[start]

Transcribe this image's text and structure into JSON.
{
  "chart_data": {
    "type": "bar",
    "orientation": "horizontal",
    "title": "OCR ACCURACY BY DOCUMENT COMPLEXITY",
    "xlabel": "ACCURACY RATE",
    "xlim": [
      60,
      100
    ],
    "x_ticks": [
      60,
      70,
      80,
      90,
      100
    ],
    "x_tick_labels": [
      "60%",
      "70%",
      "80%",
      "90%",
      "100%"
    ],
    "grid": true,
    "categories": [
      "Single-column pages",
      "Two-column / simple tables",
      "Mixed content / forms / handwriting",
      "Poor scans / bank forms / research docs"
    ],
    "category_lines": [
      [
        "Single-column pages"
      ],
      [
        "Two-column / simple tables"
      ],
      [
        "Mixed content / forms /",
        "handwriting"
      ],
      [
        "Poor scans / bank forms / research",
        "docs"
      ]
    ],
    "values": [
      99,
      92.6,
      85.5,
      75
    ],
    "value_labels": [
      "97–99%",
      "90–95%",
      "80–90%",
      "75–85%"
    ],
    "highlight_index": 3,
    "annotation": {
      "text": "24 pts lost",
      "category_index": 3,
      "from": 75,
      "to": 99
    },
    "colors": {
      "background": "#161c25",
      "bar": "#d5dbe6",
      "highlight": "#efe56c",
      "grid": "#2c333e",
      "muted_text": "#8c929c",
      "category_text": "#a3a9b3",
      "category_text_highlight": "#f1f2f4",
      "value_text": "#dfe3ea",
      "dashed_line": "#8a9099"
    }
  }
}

[end]
[start]

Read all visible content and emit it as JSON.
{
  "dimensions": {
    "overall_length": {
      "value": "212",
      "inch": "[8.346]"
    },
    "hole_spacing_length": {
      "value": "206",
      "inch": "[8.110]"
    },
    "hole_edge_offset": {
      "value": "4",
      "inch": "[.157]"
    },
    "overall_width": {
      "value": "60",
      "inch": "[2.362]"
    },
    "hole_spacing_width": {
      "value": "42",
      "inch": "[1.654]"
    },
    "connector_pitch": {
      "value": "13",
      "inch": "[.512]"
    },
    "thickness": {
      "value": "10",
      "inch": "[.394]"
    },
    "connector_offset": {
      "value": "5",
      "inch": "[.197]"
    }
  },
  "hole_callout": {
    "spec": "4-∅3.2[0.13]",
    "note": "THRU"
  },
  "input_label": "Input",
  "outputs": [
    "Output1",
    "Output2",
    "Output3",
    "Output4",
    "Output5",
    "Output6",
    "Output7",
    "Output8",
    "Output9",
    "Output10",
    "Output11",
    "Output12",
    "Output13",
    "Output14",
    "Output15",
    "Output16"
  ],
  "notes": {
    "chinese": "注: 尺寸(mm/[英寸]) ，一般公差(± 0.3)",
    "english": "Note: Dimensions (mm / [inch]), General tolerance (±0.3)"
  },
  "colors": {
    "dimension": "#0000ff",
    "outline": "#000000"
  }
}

[end]
[start]

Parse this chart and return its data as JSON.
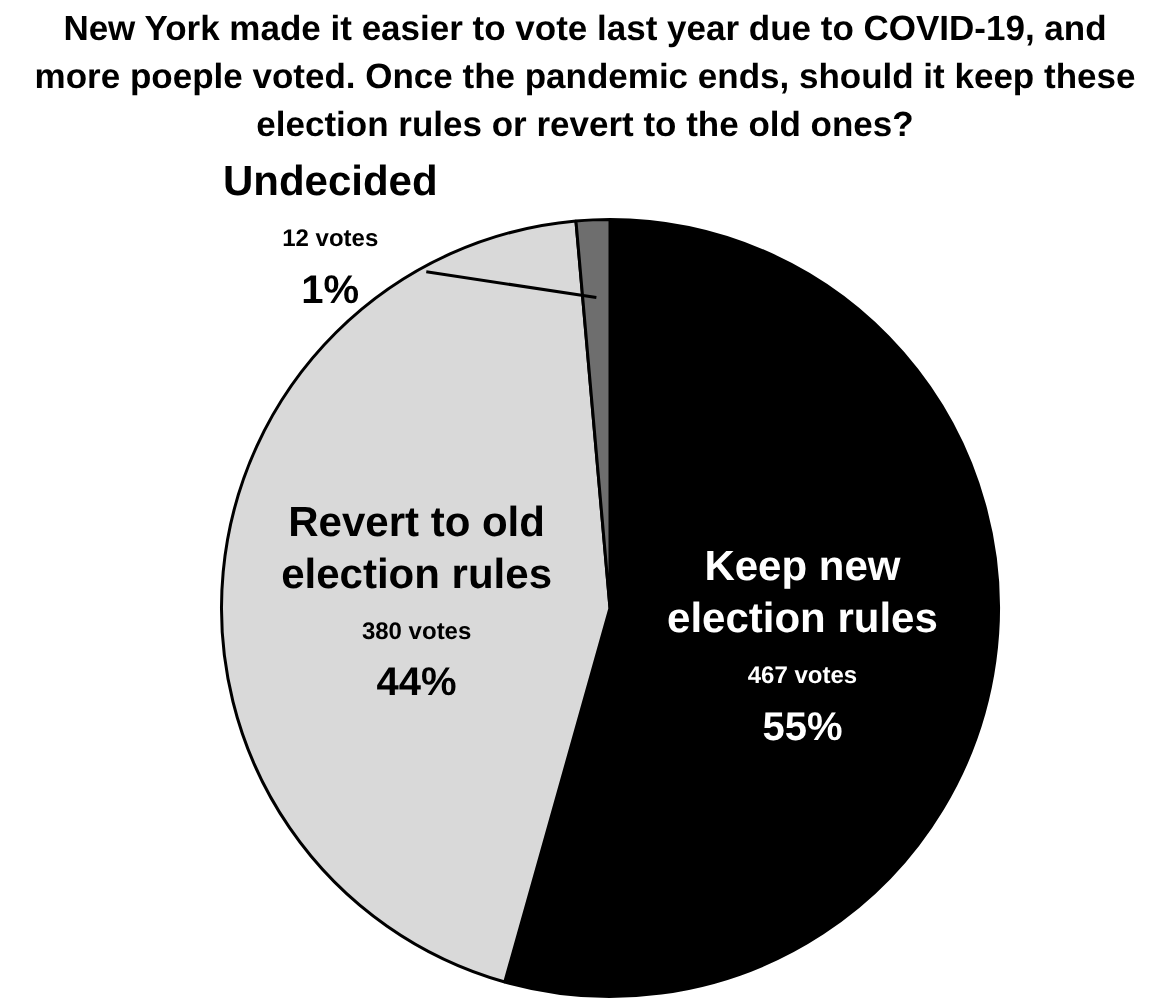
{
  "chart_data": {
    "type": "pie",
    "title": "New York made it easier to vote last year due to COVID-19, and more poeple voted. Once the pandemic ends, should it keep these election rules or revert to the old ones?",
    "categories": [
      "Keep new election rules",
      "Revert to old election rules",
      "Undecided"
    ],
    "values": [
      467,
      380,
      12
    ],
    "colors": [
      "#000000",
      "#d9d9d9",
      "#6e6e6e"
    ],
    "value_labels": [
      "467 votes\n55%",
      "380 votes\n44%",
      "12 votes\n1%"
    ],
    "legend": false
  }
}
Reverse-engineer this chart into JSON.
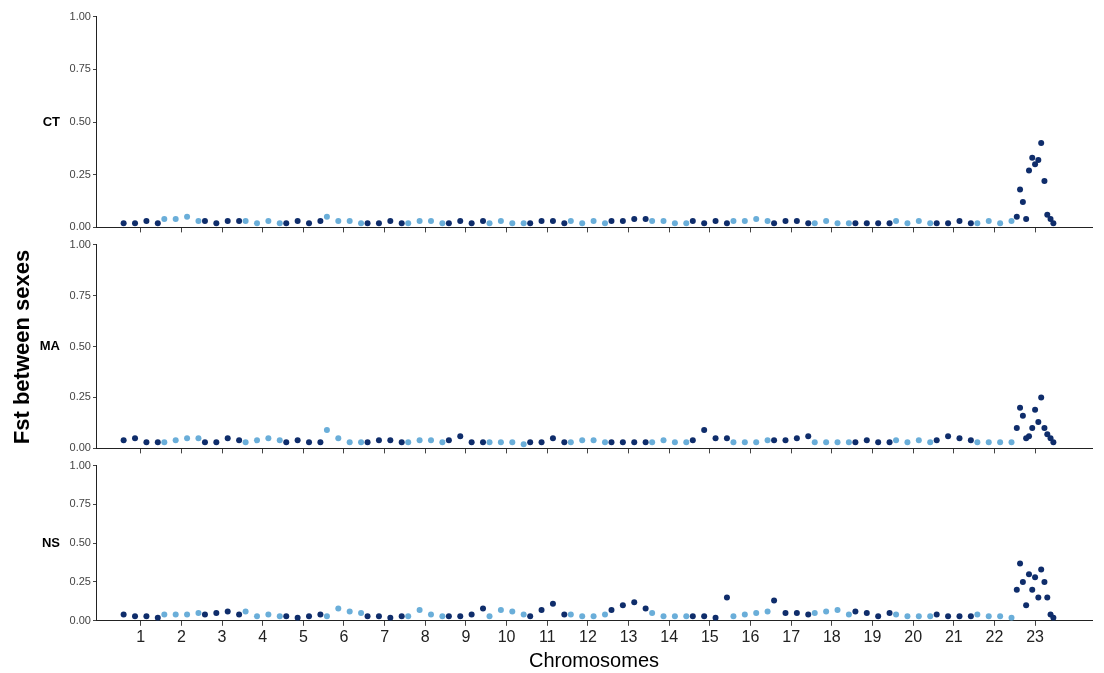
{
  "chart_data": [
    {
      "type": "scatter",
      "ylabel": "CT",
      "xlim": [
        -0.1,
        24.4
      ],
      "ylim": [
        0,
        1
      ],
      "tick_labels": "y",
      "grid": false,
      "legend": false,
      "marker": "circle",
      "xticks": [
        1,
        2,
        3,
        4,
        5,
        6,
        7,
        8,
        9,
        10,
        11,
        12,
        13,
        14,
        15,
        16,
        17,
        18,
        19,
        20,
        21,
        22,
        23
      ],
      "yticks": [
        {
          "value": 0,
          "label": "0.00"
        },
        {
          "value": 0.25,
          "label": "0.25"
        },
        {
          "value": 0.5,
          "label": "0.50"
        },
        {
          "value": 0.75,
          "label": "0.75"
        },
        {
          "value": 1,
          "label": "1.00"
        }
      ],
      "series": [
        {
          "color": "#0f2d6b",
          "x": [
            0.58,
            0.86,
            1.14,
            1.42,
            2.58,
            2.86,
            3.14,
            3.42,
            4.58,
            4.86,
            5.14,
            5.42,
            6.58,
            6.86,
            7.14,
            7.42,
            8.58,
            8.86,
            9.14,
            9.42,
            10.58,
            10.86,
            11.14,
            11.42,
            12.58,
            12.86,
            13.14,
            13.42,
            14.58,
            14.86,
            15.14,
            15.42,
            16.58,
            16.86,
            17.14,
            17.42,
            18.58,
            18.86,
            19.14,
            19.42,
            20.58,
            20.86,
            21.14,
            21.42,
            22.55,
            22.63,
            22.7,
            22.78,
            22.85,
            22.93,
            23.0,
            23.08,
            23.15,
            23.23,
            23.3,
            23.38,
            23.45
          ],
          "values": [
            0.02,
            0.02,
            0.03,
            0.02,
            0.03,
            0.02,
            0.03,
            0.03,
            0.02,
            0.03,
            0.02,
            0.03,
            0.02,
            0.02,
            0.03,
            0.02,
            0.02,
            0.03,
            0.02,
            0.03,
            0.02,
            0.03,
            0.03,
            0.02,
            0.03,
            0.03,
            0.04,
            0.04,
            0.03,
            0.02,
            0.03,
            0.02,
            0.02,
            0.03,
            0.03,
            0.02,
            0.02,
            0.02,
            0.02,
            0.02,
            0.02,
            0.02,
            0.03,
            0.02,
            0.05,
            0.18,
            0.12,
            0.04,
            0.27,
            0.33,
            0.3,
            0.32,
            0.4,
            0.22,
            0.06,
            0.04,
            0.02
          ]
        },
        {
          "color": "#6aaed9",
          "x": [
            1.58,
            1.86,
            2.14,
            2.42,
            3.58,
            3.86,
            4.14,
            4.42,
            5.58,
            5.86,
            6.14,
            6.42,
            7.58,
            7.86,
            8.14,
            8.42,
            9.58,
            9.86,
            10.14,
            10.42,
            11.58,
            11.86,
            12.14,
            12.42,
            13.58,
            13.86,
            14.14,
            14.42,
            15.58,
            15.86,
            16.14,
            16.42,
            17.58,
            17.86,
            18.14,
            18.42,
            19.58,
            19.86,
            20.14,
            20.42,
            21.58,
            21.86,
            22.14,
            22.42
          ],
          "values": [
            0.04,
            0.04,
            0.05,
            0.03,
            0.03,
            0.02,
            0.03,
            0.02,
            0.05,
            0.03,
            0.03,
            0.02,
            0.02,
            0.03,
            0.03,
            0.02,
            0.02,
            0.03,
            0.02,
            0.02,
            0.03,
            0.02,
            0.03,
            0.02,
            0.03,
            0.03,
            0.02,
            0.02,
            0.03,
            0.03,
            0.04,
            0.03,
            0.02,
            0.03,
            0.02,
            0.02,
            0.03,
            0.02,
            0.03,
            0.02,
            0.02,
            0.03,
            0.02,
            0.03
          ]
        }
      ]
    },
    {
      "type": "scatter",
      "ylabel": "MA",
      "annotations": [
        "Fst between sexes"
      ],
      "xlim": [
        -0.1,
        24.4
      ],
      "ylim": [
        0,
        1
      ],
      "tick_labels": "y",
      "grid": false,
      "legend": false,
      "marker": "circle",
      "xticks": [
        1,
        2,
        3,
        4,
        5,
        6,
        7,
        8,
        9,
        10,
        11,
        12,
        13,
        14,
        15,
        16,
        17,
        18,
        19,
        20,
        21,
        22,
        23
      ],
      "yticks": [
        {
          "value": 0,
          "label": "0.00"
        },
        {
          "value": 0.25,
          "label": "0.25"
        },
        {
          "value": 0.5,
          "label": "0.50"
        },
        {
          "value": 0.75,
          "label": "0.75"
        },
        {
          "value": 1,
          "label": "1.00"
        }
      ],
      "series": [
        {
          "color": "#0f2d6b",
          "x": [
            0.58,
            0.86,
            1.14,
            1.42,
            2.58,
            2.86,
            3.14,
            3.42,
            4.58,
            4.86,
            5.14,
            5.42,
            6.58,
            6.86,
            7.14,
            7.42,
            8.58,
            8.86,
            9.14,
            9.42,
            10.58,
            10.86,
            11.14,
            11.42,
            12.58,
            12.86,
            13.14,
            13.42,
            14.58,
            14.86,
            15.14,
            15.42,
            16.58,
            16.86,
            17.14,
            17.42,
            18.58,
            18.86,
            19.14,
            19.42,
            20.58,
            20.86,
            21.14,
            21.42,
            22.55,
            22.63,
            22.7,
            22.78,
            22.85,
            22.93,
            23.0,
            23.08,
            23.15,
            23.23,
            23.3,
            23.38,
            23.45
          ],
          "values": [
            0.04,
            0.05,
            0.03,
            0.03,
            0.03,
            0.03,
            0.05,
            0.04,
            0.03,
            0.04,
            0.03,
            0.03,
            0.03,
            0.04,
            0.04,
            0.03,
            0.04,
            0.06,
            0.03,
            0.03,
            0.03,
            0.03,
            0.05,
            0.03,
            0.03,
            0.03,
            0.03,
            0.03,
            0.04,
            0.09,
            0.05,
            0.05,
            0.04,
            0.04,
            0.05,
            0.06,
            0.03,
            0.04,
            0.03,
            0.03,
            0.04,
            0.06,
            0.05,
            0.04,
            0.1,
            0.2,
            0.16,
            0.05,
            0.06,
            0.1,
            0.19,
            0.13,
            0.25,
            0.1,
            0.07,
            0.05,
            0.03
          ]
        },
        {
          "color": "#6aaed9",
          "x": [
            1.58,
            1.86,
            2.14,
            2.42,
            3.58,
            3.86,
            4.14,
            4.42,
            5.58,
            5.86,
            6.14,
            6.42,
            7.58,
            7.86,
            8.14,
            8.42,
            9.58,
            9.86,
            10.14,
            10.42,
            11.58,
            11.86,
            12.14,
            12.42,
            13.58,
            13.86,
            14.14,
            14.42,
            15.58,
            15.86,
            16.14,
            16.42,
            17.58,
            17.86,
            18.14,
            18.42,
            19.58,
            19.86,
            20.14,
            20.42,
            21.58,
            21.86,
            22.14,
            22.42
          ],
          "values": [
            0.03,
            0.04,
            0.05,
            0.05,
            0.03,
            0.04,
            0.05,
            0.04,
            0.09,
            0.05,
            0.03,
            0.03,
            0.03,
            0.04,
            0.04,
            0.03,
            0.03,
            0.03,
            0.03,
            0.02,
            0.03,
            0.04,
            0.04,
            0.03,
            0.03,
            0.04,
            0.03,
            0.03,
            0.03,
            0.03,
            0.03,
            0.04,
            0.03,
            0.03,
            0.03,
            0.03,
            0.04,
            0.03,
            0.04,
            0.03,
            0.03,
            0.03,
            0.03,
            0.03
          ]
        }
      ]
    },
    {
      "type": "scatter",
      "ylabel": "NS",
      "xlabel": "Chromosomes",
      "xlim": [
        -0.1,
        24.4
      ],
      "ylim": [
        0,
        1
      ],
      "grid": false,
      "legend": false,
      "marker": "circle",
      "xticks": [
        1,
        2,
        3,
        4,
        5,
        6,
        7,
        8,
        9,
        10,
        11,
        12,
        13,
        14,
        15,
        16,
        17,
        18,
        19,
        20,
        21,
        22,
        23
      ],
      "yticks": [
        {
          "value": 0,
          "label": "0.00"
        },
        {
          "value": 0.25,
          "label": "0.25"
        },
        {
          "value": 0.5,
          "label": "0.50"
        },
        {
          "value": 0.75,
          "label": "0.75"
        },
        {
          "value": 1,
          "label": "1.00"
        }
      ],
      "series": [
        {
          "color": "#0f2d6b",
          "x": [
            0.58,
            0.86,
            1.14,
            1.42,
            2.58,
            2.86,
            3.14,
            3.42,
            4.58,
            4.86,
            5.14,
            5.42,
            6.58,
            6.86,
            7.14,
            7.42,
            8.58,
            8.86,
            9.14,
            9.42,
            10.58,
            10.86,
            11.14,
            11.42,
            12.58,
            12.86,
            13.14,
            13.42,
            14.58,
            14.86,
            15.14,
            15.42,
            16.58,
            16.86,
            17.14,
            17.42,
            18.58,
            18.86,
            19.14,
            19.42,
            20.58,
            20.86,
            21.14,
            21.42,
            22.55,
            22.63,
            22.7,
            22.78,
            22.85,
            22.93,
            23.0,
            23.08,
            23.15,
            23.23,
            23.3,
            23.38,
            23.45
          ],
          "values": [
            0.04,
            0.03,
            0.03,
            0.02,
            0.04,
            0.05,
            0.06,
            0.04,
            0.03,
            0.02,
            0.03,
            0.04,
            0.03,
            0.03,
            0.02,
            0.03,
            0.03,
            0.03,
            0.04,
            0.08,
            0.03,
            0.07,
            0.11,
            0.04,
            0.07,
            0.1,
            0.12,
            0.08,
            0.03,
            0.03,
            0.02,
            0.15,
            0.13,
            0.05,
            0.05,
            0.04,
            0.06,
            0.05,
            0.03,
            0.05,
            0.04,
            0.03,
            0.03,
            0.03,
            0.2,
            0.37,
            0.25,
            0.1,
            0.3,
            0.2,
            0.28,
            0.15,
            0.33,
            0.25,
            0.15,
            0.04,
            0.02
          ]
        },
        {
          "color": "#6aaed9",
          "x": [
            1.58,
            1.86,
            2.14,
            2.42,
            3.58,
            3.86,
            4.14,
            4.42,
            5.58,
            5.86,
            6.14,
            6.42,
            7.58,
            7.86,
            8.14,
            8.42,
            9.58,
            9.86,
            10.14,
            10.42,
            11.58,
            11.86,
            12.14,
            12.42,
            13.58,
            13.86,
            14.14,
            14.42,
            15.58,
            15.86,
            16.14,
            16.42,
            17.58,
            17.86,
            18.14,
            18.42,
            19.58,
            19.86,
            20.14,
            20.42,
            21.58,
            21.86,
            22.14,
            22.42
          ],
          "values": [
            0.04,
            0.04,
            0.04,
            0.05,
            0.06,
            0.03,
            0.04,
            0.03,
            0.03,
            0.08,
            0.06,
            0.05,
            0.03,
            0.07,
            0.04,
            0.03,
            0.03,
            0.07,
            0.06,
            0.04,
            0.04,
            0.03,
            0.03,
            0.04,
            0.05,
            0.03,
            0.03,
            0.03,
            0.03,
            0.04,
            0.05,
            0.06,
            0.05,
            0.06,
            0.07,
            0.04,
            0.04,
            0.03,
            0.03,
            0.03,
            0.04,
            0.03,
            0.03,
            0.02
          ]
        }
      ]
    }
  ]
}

[end]

--- DIRECTIONS ---
Gather all lines from the records above in which "election" appears.

--- RESULT OF THE EXERCISE ---
    "title": "New York made it easier to vote last year due to COVID-19, and more poeple voted. Once the pandemic ends, should it keep these election rules or revert to the old ones?",
      "Keep new election rules",
      "Revert to old election rules",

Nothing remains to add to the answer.